▶ _The problem_:
In your copy, include every line of the listing below exactly but none of the pictures.
──────── Provided records ────────
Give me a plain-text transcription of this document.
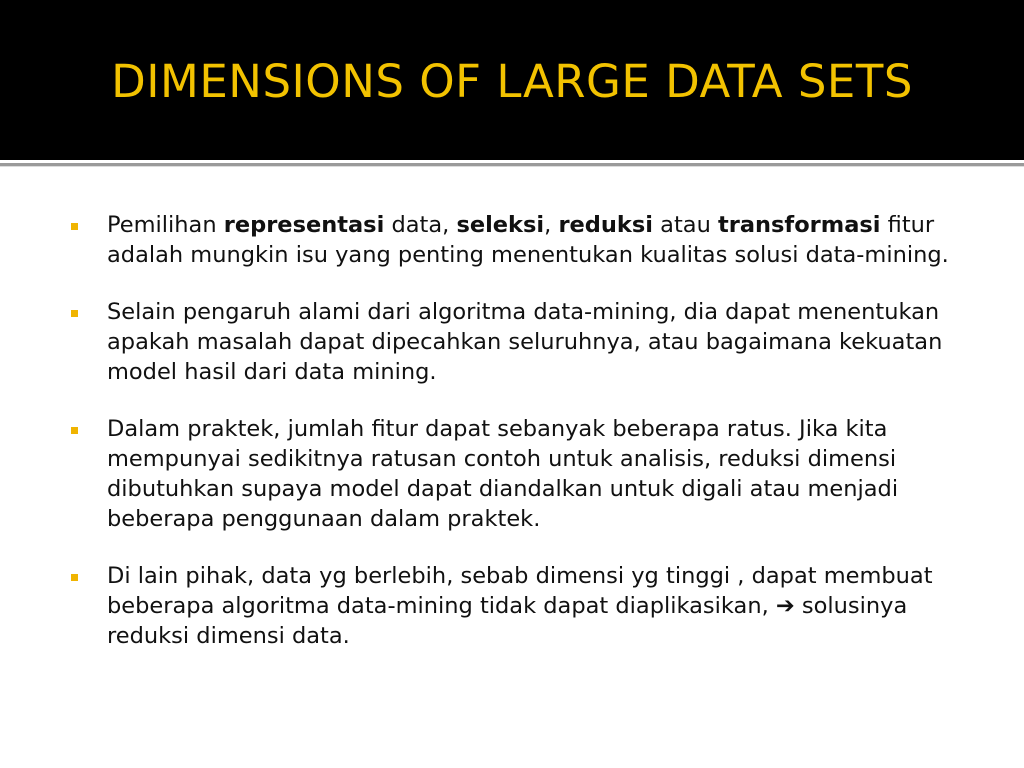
DIMENSIONS OF LARGE DATA SETS
Pemilihan representasi data, seleksi, reduksi atau transformasi fitur adalah mungkin isu yang penting menentukan kualitas solusi data-mining.
Selain pengaruh alami dari algoritma data-mining, dia dapat menentukan apakah masalah dapat dipecahkan seluruhnya, atau bagaimana kekuatan model hasil dari data mining.
Dalam praktek, jumlah fitur dapat sebanyak beberapa ratus. Jika kita mempunyai sedikitnya ratusan contoh untuk analisis, reduksi dimensi dibutuhkan supaya model dapat diandalkan untuk digali atau menjadi beberapa penggunaan dalam praktek.
Di lain pihak, data yg berlebih, sebab dimensi yg tinggi , dapat membuat beberapa algoritma data-mining tidak dapat diaplikasikan, ➔ solusinya reduksi dimensi data.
────────
▶ _Solution_:
Give me a plain-text transcription of this document.
DIMENSIONS OF LARGE DATA SETS
Pemilihan representasi data, seleksi, reduksi atau transformasi fitur adalah mungkin isu yang penting menentukan kualitas solusi data-mining.
Selain pengaruh alami dari algoritma data-mining, dia dapat menentukan apakah masalah dapat dipecahkan seluruhnya, atau bagaimana kekuatan model hasil dari data mining.
Dalam praktek, jumlah fitur dapat sebanyak beberapa ratus. Jika kita mempunyai sedikitnya ratusan contoh untuk analisis, reduksi dimensi dibutuhkan supaya model dapat diandalkan untuk digali atau menjadi beberapa penggunaan dalam praktek.
Di lain pihak, data yg berlebih, sebab dimensi yg tinggi , dapat membuat beberapa algoritma data-mining tidak dapat diaplikasikan, ➔ solusinya reduksi dimensi data.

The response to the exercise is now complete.